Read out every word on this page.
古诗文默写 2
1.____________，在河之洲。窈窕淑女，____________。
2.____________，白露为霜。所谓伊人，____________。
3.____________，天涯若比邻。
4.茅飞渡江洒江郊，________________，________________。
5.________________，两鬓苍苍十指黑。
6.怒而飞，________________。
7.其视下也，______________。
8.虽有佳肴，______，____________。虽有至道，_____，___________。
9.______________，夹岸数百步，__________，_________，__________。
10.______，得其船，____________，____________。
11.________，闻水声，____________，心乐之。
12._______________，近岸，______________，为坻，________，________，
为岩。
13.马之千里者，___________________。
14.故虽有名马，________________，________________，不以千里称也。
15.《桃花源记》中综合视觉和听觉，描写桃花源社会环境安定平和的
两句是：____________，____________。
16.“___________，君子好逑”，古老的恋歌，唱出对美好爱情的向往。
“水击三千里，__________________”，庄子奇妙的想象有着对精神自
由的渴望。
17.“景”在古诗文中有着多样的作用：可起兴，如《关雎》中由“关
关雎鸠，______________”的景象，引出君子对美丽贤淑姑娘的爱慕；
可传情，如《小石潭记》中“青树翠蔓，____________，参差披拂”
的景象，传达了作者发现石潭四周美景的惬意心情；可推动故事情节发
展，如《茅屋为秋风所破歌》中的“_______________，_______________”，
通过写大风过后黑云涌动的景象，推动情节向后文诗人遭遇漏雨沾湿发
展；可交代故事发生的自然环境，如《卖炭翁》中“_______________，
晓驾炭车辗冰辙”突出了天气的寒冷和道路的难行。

--*--

» **Task to complete**
Retype the records that precede this task, keeping them exactly the same.

» **Completed task**
Read out every word on this page.
古诗文默写 2
1.____________，在河之洲。窈窕淑女，____________。
2.____________，白露为霜。所谓伊人，____________。
3.____________，天涯若比邻。
4.茅飞渡江洒江郊，________________，________________。
5.________________，两鬓苍苍十指黑。
6.怒而飞，________________。
7.其视下也，______________。
8.虽有佳肴，______，____________。虽有至道，_____，___________。
9.______________，夹岸数百步，__________，_________，__________。
10.______，得其船，____________，____________。
11.________，闻水声，____________，心乐之。
12._______________，近岸，______________，为坻，________，________，
为岩。
13.马之千里者，___________________。
14.故虽有名马，________________，________________，不以千里称也。
15.《桃花源记》中综合视觉和听觉，描写桃花源社会环境安定平和的
两句是：____________，____________。
16.“___________，君子好逑”，古老的恋歌，唱出对美好爱情的向往。
“水击三千里，__________________”，庄子奇妙的想象有着对精神自
由的渴望。
17.“景”在古诗文中有着多样的作用：可起兴，如《关雎》中由“关
关雎鸠，______________”的景象，引出君子对美丽贤淑姑娘的爱慕；
可传情，如《小石潭记》中“青树翠蔓，____________，参差披拂”
的景象，传达了作者发现石潭四周美景的惬意心情；可推动故事情节发
展，如《茅屋为秋风所破歌》中的“_______________，_______________”，
通过写大风过后黑云涌动的景象，推动情节向后文诗人遭遇漏雨沾湿发
展；可交代故事发生的自然环境，如《卖炭翁》中“_______________，
晓驾炭车辗冰辙”突出了天气的寒冷和道路的难行。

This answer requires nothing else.